* MATERIAL FOR THE TASK:
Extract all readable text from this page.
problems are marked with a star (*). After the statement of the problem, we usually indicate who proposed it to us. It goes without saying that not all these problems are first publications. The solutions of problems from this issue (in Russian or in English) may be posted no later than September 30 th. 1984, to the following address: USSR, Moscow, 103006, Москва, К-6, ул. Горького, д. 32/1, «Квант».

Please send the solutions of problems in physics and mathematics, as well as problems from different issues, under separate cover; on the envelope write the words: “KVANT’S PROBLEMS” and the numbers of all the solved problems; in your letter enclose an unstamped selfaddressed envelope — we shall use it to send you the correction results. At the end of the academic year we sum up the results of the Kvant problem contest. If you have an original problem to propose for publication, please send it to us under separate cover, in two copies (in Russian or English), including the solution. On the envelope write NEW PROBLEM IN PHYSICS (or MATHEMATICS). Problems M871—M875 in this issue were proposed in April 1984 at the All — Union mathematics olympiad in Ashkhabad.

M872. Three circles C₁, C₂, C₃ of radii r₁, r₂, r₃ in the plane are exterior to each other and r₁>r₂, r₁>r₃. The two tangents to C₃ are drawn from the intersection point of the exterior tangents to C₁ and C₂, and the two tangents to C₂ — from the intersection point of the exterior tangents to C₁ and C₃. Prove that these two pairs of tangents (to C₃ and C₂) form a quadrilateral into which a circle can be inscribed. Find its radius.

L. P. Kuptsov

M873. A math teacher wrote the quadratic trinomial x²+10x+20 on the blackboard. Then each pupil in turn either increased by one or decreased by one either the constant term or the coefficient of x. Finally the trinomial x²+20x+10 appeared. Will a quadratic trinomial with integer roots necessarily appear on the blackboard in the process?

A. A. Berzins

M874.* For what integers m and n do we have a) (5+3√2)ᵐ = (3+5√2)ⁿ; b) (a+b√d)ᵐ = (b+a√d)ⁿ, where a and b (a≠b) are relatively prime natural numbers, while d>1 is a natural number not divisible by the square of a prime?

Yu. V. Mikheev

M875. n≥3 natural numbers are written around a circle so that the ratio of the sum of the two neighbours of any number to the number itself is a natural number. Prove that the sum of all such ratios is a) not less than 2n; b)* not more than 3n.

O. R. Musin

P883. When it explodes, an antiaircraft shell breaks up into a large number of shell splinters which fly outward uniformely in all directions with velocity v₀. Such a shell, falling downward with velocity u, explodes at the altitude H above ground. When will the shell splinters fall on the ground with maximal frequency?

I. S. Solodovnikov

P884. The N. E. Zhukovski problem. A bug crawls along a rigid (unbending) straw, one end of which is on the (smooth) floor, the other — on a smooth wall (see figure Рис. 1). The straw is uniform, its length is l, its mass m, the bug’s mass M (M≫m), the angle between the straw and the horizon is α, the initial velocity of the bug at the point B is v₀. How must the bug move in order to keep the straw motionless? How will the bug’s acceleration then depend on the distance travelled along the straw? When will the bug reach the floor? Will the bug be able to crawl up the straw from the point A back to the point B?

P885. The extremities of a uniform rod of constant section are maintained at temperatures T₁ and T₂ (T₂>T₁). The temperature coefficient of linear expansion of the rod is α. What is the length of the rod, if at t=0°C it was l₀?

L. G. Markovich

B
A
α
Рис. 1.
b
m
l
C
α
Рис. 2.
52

* EXERCISE AIM: Look through the data above. Each line containing the word "into" needs to be copied.

* OUTPUT:
M872. Three circles C₁, C₂, C₃ of radii r₁, r₂, r₃ in the plane are exterior to each other and r₁>r₂, r₁>r₃. The two tangents to C₃ are drawn from the intersection point of the exterior tangents to C₁ and C₂, and the two tangents to C₂ — from the intersection point of the exterior tangents to C₁ and C₃. Prove that these two pairs of tangents (to C₃ and C₂) form a quadrilateral into which a circle can be inscribed. Find its radius.
P883. When it explodes, an antiaircraft shell breaks up into a large number of shell splinters which fly outward uniformely in all directions with velocity v₀. Such a shell, falling downward with velocity u, explodes at the altitude H above ground. When will the shell splinters fall on the ground with maximal frequency?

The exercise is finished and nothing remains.